*** ENTRIES SHOWN ***

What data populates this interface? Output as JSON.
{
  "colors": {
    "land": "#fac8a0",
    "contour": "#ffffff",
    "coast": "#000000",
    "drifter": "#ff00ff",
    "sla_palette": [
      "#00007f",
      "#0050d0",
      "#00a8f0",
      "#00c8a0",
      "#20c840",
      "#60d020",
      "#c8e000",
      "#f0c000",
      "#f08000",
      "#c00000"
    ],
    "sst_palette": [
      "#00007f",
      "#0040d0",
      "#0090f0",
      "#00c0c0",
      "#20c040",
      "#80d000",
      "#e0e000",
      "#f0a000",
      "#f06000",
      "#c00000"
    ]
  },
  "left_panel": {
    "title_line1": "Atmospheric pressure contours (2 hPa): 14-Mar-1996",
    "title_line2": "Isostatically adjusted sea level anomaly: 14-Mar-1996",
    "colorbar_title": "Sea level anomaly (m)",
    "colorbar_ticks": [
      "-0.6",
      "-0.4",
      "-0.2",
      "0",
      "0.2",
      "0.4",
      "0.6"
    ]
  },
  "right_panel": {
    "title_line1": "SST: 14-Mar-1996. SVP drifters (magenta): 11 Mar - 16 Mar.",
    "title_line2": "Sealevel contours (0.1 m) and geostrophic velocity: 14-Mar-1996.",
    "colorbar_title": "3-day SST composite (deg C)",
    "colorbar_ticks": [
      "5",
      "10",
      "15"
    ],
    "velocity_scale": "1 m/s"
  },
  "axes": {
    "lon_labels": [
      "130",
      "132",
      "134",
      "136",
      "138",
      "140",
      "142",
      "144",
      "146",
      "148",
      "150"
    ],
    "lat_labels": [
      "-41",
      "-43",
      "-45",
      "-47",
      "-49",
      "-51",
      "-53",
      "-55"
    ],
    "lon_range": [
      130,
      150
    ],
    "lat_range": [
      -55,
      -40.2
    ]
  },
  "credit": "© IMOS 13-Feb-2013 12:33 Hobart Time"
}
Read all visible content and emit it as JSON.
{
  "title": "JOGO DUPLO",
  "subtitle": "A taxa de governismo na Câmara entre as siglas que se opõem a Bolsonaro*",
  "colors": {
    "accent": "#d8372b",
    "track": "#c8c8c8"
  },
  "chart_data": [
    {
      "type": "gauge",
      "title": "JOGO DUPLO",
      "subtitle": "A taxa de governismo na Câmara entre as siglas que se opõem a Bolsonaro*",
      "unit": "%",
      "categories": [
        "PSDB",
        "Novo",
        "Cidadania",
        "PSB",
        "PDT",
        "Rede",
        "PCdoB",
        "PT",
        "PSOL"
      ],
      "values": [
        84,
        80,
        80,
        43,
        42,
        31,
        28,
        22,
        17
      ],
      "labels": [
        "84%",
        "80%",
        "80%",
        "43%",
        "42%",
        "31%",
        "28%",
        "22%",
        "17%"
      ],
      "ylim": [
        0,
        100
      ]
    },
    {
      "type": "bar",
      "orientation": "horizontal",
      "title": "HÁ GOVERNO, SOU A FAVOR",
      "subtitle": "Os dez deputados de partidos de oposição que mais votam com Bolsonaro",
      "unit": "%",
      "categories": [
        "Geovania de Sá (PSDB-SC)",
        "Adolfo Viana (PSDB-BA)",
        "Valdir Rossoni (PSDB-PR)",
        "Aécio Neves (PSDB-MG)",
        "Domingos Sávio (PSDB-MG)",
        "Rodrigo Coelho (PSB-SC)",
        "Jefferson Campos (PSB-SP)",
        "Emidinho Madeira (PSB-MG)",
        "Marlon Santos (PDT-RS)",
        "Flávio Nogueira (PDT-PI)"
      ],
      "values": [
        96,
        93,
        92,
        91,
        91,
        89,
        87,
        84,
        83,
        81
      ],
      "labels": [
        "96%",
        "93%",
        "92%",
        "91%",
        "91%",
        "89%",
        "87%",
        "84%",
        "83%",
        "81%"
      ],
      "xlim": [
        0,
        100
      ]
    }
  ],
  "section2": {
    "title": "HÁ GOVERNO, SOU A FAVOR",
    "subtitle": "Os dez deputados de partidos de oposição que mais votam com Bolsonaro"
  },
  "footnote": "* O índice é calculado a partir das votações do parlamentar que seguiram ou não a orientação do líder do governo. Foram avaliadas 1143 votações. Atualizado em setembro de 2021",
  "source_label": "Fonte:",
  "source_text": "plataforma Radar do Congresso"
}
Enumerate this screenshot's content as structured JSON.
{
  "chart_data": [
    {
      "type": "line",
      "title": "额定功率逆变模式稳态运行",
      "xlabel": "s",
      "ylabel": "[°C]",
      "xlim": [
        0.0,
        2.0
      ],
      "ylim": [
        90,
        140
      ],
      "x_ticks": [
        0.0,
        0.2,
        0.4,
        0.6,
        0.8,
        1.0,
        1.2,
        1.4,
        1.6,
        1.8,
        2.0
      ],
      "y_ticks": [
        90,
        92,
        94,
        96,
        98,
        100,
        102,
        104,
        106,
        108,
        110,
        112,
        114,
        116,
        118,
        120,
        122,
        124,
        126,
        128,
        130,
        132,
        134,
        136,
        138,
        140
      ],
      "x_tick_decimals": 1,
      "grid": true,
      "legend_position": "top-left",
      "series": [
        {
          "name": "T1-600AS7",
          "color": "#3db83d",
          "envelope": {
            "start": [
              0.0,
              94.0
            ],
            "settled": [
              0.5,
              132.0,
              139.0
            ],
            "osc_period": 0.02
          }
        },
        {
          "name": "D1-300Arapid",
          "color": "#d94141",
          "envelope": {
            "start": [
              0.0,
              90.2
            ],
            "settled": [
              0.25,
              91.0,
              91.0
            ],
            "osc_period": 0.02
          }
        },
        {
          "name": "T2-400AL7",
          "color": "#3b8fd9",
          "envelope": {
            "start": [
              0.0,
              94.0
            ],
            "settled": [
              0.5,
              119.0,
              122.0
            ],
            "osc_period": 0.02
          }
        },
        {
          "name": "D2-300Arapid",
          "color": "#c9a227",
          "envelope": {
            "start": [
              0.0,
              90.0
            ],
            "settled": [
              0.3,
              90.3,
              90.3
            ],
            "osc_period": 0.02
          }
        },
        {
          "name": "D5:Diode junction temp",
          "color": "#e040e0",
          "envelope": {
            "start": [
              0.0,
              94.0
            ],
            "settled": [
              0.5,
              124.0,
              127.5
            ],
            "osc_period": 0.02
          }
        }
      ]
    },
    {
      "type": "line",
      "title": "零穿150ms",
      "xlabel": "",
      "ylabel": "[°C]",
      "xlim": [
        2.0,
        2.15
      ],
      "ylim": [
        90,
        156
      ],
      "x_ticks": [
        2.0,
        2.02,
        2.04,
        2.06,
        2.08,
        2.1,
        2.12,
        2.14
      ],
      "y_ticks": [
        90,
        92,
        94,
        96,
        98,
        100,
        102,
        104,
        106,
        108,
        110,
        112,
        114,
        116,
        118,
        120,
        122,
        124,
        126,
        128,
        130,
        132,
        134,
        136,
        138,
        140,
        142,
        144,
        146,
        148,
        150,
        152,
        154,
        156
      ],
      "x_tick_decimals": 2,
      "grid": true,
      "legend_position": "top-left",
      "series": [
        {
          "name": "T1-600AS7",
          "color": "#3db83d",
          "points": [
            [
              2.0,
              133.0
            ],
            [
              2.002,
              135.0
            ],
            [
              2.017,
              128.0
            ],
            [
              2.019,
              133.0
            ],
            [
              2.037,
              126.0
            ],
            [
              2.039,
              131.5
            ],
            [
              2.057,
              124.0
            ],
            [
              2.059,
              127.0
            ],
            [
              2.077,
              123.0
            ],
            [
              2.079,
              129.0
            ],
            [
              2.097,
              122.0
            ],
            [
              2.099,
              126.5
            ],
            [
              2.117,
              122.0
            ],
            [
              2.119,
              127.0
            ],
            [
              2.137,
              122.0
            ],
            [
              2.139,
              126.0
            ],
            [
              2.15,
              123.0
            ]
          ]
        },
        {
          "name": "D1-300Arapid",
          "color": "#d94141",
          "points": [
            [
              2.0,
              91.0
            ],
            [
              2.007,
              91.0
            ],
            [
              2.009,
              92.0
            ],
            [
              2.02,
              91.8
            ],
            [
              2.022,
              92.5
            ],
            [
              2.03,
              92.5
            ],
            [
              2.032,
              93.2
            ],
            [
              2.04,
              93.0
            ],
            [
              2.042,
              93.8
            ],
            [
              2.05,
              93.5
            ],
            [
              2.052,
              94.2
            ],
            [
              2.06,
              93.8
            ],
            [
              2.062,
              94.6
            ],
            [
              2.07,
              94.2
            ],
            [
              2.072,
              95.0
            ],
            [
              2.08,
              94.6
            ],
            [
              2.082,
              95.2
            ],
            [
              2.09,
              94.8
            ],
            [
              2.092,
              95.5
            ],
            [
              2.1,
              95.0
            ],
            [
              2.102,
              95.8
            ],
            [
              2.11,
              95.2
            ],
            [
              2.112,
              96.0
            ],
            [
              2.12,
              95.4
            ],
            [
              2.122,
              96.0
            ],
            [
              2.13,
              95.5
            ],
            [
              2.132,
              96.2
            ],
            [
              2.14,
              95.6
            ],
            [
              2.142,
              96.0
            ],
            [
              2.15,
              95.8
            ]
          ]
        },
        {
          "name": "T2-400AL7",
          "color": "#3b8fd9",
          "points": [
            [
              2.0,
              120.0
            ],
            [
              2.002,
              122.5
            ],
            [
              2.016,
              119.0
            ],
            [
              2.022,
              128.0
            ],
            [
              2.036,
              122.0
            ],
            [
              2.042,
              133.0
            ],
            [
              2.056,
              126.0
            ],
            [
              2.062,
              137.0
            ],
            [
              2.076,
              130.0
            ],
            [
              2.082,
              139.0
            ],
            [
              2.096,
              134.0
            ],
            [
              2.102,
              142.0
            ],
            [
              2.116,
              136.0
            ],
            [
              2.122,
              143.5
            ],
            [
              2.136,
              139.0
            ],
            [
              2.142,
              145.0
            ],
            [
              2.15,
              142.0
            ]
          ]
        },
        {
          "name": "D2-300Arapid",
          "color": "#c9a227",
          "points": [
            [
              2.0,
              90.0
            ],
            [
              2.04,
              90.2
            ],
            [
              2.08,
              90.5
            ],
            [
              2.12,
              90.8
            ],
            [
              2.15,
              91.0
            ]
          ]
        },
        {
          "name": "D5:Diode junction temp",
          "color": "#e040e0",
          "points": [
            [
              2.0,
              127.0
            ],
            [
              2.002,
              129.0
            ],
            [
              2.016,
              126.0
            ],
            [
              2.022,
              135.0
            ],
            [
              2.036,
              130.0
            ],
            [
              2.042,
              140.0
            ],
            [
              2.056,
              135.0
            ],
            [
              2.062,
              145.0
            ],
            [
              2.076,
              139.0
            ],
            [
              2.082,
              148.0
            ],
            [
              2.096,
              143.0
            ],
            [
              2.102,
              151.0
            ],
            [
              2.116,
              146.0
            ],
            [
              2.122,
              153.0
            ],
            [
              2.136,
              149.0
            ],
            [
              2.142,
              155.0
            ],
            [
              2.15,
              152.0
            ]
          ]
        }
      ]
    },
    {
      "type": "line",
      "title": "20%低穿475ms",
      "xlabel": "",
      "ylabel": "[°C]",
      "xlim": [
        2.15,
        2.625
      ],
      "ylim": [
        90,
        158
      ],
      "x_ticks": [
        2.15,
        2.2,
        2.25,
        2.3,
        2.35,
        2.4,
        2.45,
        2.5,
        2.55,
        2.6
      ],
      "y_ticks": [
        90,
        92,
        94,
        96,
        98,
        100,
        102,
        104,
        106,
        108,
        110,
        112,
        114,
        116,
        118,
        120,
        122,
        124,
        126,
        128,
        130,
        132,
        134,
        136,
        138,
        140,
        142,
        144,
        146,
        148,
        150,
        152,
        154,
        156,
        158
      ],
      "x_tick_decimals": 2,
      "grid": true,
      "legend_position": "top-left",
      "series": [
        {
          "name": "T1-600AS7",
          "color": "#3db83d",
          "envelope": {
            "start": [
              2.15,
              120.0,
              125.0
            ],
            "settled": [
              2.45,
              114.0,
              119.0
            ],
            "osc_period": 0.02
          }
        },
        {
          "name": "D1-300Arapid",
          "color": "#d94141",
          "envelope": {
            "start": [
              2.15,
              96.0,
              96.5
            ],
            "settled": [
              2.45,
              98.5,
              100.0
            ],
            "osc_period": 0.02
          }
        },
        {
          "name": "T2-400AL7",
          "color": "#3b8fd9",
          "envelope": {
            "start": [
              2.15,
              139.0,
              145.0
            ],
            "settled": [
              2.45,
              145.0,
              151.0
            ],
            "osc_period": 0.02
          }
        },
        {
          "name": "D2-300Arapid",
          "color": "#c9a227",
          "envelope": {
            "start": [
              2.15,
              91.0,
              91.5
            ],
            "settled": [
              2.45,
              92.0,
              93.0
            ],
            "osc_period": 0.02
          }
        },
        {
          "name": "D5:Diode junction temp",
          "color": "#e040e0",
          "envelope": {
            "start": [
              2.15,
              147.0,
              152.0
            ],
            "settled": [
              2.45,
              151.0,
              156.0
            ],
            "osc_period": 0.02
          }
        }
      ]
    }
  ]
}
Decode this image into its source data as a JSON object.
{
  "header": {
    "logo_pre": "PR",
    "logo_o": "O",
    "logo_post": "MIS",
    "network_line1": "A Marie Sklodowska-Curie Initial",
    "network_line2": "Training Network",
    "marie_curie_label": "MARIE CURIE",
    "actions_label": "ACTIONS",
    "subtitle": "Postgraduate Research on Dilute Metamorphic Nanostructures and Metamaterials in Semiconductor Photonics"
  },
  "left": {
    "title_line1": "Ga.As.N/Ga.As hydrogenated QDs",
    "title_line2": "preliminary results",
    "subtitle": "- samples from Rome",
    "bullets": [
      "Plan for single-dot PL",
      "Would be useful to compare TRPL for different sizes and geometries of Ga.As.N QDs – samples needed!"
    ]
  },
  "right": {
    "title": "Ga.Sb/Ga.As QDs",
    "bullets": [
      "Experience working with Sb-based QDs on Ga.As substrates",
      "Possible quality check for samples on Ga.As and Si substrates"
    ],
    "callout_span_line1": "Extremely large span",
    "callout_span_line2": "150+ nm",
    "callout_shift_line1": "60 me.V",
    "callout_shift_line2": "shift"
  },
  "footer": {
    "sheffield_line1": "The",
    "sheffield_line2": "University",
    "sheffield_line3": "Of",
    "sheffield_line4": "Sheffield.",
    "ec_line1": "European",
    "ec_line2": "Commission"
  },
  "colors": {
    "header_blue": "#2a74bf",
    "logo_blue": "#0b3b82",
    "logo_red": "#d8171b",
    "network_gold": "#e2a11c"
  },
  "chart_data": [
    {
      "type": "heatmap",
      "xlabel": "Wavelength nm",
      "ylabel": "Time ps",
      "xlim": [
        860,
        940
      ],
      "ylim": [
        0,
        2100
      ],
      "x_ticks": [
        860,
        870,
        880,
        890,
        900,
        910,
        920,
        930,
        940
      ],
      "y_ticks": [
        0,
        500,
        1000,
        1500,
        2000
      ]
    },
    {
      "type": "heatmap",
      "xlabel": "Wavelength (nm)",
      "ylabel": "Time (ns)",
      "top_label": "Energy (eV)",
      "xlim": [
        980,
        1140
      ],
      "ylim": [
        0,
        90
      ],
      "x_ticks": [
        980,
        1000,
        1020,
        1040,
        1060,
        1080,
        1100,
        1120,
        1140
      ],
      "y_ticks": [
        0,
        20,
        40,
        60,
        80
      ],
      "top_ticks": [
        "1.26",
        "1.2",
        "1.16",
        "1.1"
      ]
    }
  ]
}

***

-- INSTRUCTIONS FOR THE TASK --
Lines that hold "contours" are the ones to copy; find all of them.

-- THE RESPONSE --
    "title_line1": "Atmospheric pressure contours (2 hPa): 14-Mar-1996",
    "title_line2": "Sealevel contours (0.1 m) and geostrophic velocity: 14-Mar-1996.",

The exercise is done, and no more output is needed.